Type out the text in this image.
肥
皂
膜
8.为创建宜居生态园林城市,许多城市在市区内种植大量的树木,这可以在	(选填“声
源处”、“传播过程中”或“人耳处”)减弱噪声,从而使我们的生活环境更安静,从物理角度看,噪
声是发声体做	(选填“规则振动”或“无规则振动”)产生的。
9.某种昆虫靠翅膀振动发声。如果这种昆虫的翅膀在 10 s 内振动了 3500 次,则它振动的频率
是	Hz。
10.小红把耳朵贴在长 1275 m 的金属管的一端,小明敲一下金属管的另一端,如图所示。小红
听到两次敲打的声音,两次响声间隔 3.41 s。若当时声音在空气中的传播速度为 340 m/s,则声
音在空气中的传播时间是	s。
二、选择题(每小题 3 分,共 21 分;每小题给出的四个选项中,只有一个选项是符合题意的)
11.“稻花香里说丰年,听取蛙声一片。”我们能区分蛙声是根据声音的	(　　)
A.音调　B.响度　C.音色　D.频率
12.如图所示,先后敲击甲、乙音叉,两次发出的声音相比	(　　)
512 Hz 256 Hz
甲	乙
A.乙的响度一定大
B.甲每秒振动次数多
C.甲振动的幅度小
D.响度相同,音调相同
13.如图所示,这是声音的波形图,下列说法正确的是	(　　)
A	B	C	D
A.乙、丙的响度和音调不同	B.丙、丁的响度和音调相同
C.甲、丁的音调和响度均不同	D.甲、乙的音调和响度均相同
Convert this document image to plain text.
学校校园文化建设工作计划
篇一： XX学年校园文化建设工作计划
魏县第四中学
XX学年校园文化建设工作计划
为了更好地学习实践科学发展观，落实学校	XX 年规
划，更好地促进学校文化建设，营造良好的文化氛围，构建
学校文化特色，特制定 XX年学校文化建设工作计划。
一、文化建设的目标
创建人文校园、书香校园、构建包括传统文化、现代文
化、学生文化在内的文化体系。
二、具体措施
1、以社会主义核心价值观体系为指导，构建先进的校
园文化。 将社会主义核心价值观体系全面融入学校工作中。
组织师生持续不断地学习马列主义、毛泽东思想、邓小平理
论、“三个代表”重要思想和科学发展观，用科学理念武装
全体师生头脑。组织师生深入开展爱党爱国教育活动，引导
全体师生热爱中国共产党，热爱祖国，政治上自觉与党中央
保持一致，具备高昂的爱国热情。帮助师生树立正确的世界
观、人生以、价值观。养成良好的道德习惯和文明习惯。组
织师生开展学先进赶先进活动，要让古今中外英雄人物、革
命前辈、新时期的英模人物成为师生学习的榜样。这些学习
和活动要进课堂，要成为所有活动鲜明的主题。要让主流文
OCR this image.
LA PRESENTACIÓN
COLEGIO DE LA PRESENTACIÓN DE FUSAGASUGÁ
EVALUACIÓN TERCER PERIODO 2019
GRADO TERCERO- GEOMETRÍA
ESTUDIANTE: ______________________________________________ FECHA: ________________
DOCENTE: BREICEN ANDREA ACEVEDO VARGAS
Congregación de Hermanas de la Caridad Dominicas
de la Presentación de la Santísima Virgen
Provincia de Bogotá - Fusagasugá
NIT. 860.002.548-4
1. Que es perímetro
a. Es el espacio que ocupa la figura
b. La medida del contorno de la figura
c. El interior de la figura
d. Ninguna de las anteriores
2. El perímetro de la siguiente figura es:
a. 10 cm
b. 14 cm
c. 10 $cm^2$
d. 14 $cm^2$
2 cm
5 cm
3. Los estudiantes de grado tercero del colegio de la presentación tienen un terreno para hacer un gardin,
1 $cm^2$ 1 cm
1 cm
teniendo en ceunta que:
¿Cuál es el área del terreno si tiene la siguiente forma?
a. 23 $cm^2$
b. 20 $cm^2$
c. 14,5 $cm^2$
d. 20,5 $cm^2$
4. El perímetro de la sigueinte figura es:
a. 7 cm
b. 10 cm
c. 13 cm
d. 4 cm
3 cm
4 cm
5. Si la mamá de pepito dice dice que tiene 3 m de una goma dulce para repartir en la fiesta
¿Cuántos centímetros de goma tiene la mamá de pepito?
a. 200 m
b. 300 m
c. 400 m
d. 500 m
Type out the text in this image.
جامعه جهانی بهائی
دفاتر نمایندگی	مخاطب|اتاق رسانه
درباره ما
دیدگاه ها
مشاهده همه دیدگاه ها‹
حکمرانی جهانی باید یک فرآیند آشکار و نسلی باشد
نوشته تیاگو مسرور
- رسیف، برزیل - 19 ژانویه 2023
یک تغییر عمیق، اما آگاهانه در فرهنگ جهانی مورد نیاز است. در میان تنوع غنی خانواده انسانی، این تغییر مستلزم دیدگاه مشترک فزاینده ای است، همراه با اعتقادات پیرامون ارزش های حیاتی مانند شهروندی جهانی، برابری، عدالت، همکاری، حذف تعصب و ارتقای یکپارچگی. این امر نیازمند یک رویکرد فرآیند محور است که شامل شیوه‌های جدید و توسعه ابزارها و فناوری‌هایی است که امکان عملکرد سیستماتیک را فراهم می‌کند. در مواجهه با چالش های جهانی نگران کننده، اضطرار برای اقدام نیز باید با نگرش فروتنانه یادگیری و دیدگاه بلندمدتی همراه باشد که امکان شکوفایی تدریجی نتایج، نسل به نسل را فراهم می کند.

:: Exercise details ::
Repeat every line of the records above exactly.

:: Task result ::
Type out the text in this image.
肥
皂
膜
8.为创建宜居生态园林城市,许多城市在市区内种植大量的树木,这可以在	(选填“声
源处”、“传播过程中”或“人耳处”)减弱噪声,从而使我们的生活环境更安静,从物理角度看,噪
声是发声体做	(选填“规则振动”或“无规则振动”)产生的。
9.某种昆虫靠翅膀振动发声。如果这种昆虫的翅膀在 10 s 内振动了 3500 次,则它振动的频率
是	Hz。
10.小红把耳朵贴在长 1275 m 的金属管的一端,小明敲一下金属管的另一端,如图所示。小红
听到两次敲打的声音,两次响声间隔 3.41 s。若当时声音在空气中的传播速度为 340 m/s,则声
音在空气中的传播时间是	s。
二、选择题(每小题 3 分,共 21 分;每小题给出的四个选项中,只有一个选项是符合题意的)
11.“稻花香里说丰年,听取蛙声一片。”我们能区分蛙声是根据声音的	(　　)
A.音调　B.响度　C.音色　D.频率
12.如图所示,先后敲击甲、乙音叉,两次发出的声音相比	(　　)
512 Hz 256 Hz
甲	乙
A.乙的响度一定大
B.甲每秒振动次数多
C.甲振动的幅度小
D.响度相同,音调相同
13.如图所示,这是声音的波形图,下列说法正确的是	(　　)
A	B	C	D
A.乙、丙的响度和音调不同	B.丙、丁的响度和音调相同
C.甲、丁的音调和响度均不同	D.甲、乙的音调和响度均相同
Convert this document image to plain text.
学校校园文化建设工作计划
篇一： XX学年校园文化建设工作计划
魏县第四中学
XX学年校园文化建设工作计划
为了更好地学习实践科学发展观，落实学校	XX 年规
划，更好地促进学校文化建设，营造良好的文化氛围，构建
学校文化特色，特制定 XX年学校文化建设工作计划。
一、文化建设的目标
创建人文校园、书香校园、构建包括传统文化、现代文
化、学生文化在内的文化体系。
二、具体措施
1、以社会主义核心价值观体系为指导，构建先进的校
园文化。 将社会主义核心价值观体系全面融入学校工作中。
组织师生持续不断地学习马列主义、毛泽东思想、邓小平理
论、“三个代表”重要思想和科学发展观，用科学理念武装
全体师生头脑。组织师生深入开展爱党爱国教育活动，引导
全体师生热爱中国共产党，热爱祖国，政治上自觉与党中央
保持一致，具备高昂的爱国热情。帮助师生树立正确的世界
观、人生以、价值观。养成良好的道德习惯和文明习惯。组
织师生开展学先进赶先进活动，要让古今中外英雄人物、革
命前辈、新时期的英模人物成为师生学习的榜样。这些学习
和活动要进课堂，要成为所有活动鲜明的主题。要让主流文
OCR this image.
LA PRESENTACIÓN
COLEGIO DE LA PRESENTACIÓN DE FUSAGASUGÁ
EVALUACIÓN TERCER PERIODO 2019
GRADO TERCERO- GEOMETRÍA
ESTUDIANTE: ______________________________________________ FECHA: ________________
DOCENTE: BREICEN ANDREA ACEVEDO VARGAS
Congregación de Hermanas de la Caridad Dominicas
de la Presentación de la Santísima Virgen
Provincia de Bogotá - Fusagasugá
NIT. 860.002.548-4
1. Que es perímetro
a. Es el espacio que ocupa la figura
b. La medida del contorno de la figura
c. El interior de la figura
d. Ninguna de las anteriores
2. El perímetro de la siguiente figura es:
a. 10 cm
b. 14 cm
c. 10 $cm^2$
d. 14 $cm^2$
2 cm
5 cm
3. Los estudiantes de grado tercero del colegio de la presentación tienen un terreno para hacer un gardin,
1 $cm^2$ 1 cm
1 cm
teniendo en ceunta que:
¿Cuál es el área del terreno si tiene la siguiente forma?
a. 23 $cm^2$
b. 20 $cm^2$
c. 14,5 $cm^2$
d. 20,5 $cm^2$
4. El perímetro de la sigueinte figura es:
a. 7 cm
b. 10 cm
c. 13 cm
d. 4 cm
3 cm
4 cm
5. Si la mamá de pepito dice dice que tiene 3 m de una goma dulce para repartir en la fiesta
¿Cuántos centímetros de goma tiene la mamá de pepito?
a. 200 m
b. 300 m
c. 400 m
d. 500 m
Type out the text in this image.
جامعه جهانی بهائی
دفاتر نمایندگی	مخاطب|اتاق رسانه
درباره ما
دیدگاه ها
مشاهده همه دیدگاه ها‹
حکمرانی جهانی باید یک فرآیند آشکار و نسلی باشد
نوشته تیاگو مسرور
- رسیف، برزیل - 19 ژانویه 2023
یک تغییر عمیق، اما آگاهانه در فرهنگ جهانی مورد نیاز است. در میان تنوع غنی خانواده انسانی، این تغییر مستلزم دیدگاه مشترک فزاینده ای است، همراه با اعتقادات پیرامون ارزش های حیاتی مانند شهروندی جهانی، برابری، عدالت، همکاری، حذف تعصب و ارتقای یکپارچگی. این امر نیازمند یک رویکرد فرآیند محور است که شامل شیوه‌های جدید و توسعه ابزارها و فناوری‌هایی است که امکان عملکرد سیستماتیک را فراهم می‌کند. در مواجهه با چالش های جهانی نگران کننده، اضطرار برای اقدام نیز باید با نگرش فروتنانه یادگیری و دیدگاه بلندمدتی همراه باشد که امکان شکوفایی تدریجی نتایج، نسل به نسل را فراهم می کند.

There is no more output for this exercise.